**Direction**
Wherever the word "hardware" turns up in a line of the entries, copy that line.

===== Dataset content

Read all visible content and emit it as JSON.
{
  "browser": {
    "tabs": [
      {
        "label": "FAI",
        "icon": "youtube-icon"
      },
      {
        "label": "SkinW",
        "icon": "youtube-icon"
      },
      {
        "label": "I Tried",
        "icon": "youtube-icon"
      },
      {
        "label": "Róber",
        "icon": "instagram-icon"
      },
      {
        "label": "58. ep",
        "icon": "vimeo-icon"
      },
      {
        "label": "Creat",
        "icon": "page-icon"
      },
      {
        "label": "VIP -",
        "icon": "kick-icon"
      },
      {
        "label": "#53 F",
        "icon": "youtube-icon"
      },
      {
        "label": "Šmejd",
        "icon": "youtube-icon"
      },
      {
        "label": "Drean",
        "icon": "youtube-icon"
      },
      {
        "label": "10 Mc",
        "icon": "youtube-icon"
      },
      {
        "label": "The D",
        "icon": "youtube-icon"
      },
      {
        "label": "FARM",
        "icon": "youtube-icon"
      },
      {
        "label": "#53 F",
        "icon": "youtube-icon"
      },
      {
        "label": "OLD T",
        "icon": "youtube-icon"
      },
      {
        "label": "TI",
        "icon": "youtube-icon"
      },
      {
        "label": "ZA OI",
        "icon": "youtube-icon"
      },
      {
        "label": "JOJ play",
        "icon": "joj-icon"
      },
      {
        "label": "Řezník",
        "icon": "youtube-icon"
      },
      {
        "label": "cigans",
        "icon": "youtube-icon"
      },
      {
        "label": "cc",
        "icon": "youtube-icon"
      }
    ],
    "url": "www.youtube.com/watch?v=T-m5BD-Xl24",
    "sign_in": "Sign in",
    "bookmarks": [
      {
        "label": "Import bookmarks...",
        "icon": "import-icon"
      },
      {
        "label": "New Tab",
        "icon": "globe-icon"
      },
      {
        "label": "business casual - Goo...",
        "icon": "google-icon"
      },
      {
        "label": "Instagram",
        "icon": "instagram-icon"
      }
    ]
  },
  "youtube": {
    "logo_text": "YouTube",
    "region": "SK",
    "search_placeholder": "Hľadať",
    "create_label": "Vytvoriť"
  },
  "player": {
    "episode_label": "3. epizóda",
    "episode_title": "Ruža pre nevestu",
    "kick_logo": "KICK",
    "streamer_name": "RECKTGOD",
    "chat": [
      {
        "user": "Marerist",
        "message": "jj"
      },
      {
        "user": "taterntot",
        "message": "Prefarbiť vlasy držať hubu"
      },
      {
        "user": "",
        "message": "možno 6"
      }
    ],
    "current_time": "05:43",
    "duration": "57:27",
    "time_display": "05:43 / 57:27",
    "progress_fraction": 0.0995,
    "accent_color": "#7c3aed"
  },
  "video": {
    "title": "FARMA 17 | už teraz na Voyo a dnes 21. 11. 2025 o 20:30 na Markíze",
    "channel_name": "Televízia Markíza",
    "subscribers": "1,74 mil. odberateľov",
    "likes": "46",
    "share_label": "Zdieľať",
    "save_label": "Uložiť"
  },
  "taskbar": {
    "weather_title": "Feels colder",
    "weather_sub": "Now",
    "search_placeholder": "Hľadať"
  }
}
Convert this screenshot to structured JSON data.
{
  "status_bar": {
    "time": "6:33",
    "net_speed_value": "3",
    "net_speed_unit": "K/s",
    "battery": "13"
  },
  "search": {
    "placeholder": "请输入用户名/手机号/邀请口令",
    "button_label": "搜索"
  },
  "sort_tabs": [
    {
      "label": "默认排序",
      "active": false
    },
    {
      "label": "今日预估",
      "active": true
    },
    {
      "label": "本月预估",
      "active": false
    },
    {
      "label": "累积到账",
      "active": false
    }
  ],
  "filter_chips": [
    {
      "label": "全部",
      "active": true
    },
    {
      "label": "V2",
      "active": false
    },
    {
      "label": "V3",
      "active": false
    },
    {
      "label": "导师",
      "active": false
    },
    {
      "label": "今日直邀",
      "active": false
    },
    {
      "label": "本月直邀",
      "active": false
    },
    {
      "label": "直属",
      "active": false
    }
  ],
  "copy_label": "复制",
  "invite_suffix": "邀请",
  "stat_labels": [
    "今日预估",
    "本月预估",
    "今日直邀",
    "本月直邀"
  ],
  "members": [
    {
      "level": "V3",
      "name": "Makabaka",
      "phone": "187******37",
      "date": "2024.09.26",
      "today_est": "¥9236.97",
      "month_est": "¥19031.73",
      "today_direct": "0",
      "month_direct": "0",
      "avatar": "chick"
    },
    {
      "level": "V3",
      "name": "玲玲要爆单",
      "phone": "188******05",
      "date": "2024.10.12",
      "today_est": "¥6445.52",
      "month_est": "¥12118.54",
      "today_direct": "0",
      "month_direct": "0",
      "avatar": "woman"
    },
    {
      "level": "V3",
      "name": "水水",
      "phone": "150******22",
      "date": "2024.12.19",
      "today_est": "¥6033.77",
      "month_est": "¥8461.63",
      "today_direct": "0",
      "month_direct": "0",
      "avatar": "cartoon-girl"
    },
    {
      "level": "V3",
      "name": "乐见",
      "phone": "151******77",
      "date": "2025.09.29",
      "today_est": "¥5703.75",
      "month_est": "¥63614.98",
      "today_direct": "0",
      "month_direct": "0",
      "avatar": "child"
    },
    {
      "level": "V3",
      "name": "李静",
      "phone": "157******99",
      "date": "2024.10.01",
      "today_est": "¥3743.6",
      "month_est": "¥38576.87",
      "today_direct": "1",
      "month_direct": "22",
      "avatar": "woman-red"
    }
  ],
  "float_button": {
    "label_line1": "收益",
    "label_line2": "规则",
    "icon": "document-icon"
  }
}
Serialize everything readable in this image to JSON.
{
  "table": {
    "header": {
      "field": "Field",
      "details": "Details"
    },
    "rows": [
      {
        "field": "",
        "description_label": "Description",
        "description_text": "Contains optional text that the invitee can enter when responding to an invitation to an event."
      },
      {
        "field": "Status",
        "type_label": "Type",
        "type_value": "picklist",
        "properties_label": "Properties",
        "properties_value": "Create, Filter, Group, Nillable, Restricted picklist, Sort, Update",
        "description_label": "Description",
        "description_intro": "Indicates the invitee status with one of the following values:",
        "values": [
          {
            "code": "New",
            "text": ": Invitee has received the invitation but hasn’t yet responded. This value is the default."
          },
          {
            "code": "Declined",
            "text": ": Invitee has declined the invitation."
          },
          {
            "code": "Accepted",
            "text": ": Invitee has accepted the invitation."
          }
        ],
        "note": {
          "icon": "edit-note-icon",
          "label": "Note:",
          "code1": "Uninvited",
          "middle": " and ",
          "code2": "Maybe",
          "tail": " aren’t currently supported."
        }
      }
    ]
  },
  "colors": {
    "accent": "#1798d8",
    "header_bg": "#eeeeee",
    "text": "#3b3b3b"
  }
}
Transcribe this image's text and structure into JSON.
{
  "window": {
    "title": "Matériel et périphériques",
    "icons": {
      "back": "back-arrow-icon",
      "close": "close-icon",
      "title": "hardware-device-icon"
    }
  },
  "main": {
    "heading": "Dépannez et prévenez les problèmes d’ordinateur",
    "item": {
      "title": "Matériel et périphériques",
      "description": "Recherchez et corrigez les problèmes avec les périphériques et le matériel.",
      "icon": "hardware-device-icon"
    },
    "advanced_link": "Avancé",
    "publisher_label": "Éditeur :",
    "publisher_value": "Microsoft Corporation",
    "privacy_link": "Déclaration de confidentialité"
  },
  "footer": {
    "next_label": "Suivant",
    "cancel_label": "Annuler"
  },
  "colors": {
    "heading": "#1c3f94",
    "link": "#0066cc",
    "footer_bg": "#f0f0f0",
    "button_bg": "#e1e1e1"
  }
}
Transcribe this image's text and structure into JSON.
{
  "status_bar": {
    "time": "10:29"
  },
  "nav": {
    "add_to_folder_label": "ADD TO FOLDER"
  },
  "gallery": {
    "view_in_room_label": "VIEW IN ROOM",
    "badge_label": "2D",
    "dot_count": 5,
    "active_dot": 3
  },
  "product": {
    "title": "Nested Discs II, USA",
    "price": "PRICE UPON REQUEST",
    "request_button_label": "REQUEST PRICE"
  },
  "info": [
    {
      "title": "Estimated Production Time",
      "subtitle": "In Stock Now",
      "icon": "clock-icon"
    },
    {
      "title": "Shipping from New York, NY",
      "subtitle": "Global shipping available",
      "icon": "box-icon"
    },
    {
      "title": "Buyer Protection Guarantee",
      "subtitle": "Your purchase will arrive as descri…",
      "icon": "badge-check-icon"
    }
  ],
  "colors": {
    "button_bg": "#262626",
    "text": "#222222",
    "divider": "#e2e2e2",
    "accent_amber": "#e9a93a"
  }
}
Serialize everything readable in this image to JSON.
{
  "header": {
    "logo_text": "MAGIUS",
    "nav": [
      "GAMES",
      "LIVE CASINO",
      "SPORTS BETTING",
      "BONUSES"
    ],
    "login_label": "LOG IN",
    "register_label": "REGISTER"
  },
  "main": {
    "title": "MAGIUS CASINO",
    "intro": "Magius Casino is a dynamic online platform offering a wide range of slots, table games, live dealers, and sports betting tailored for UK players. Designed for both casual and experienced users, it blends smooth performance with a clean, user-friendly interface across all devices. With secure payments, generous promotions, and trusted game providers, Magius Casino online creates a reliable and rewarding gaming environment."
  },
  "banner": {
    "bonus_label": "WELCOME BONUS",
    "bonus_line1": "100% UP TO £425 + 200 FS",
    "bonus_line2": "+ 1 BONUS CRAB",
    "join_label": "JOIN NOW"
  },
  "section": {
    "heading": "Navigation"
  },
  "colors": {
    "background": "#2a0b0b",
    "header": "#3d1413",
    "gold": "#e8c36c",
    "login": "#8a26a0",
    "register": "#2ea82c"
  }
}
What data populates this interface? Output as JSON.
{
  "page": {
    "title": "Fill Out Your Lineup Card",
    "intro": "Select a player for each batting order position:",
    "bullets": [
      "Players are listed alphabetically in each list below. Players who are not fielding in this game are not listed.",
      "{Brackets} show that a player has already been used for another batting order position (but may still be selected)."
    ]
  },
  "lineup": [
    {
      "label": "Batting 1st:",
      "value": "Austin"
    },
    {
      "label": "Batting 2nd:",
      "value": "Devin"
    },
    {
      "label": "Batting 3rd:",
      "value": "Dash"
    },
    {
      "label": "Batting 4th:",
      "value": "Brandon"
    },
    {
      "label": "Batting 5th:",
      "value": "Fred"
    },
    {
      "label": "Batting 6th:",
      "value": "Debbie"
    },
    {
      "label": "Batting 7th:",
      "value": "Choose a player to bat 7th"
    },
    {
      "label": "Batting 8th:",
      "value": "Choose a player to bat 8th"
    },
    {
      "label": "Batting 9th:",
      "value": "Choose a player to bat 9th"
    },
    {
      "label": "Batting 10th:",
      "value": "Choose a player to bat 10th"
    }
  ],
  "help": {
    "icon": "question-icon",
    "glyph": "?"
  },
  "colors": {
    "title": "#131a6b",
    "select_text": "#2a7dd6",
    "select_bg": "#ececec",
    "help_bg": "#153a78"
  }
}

==========

**Output of the task**
      "title": "hardware-device-icon"
      "icon": "hardware-device-icon"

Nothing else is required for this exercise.